[Data for this exercise]
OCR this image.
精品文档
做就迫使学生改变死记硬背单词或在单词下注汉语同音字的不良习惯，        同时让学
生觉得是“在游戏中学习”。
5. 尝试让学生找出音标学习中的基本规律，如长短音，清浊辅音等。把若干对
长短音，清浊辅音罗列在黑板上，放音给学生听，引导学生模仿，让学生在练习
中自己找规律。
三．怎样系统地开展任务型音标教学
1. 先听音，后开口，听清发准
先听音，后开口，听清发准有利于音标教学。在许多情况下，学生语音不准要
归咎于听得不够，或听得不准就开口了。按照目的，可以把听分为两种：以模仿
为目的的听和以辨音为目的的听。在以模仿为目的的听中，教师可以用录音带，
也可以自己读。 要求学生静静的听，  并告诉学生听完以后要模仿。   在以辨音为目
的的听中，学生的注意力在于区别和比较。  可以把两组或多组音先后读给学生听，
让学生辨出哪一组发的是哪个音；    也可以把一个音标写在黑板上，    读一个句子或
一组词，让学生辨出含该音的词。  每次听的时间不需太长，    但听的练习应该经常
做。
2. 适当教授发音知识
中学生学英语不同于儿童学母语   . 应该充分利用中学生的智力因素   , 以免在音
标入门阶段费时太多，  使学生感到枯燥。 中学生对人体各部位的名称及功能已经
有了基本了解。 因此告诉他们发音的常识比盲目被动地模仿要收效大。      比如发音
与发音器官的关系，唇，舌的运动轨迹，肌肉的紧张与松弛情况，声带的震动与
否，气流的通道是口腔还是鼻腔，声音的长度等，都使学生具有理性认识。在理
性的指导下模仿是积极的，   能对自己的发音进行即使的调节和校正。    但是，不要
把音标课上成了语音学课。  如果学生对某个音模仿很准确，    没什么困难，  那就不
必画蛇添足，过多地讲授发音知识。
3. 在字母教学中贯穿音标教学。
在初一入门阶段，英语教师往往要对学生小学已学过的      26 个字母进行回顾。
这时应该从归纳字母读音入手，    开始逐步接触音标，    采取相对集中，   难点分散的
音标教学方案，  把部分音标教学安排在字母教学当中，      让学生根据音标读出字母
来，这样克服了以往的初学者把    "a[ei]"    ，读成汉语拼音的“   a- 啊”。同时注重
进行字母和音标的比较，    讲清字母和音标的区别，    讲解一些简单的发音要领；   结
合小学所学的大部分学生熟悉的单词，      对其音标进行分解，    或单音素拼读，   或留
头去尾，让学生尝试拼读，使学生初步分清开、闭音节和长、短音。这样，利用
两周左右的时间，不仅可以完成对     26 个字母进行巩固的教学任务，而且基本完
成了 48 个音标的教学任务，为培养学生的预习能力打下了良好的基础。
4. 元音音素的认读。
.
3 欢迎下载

[Short problem] Return the whole listing exactly, with every line included.

[Result for this task]
OCR this image.
精品文档
做就迫使学生改变死记硬背单词或在单词下注汉语同音字的不良习惯，        同时让学
生觉得是“在游戏中学习”。
5. 尝试让学生找出音标学习中的基本规律，如长短音，清浊辅音等。把若干对
长短音，清浊辅音罗列在黑板上，放音给学生听，引导学生模仿，让学生在练习
中自己找规律。
三．怎样系统地开展任务型音标教学
1. 先听音，后开口，听清发准
先听音，后开口，听清发准有利于音标教学。在许多情况下，学生语音不准要
归咎于听得不够，或听得不准就开口了。按照目的，可以把听分为两种：以模仿
为目的的听和以辨音为目的的听。在以模仿为目的的听中，教师可以用录音带，
也可以自己读。 要求学生静静的听，  并告诉学生听完以后要模仿。   在以辨音为目
的的听中，学生的注意力在于区别和比较。  可以把两组或多组音先后读给学生听，
让学生辨出哪一组发的是哪个音；    也可以把一个音标写在黑板上，    读一个句子或
一组词，让学生辨出含该音的词。  每次听的时间不需太长，    但听的练习应该经常
做。
2. 适当教授发音知识
中学生学英语不同于儿童学母语   . 应该充分利用中学生的智力因素   , 以免在音
标入门阶段费时太多，  使学生感到枯燥。 中学生对人体各部位的名称及功能已经
有了基本了解。 因此告诉他们发音的常识比盲目被动地模仿要收效大。      比如发音
与发音器官的关系，唇，舌的运动轨迹，肌肉的紧张与松弛情况，声带的震动与
否，气流的通道是口腔还是鼻腔，声音的长度等，都使学生具有理性认识。在理
性的指导下模仿是积极的，   能对自己的发音进行即使的调节和校正。    但是，不要
把音标课上成了语音学课。  如果学生对某个音模仿很准确，    没什么困难，  那就不
必画蛇添足，过多地讲授发音知识。
3. 在字母教学中贯穿音标教学。
在初一入门阶段，英语教师往往要对学生小学已学过的      26 个字母进行回顾。
这时应该从归纳字母读音入手，    开始逐步接触音标，    采取相对集中，   难点分散的
音标教学方案，  把部分音标教学安排在字母教学当中，      让学生根据音标读出字母
来，这样克服了以往的初学者把    "a[ei]"    ，读成汉语拼音的“   a- 啊”。同时注重
进行字母和音标的比较，    讲清字母和音标的区别，    讲解一些简单的发音要领；   结
合小学所学的大部分学生熟悉的单词，      对其音标进行分解，    或单音素拼读，   或留
头去尾，让学生尝试拼读，使学生初步分清开、闭音节和长、短音。这样，利用
两周左右的时间，不仅可以完成对     26 个字母进行巩固的教学任务，而且基本完
成了 48 个音标的教学任务，为培养学生的预习能力打下了良好的基础。
4. 元音音素的认读。
.
3 欢迎下载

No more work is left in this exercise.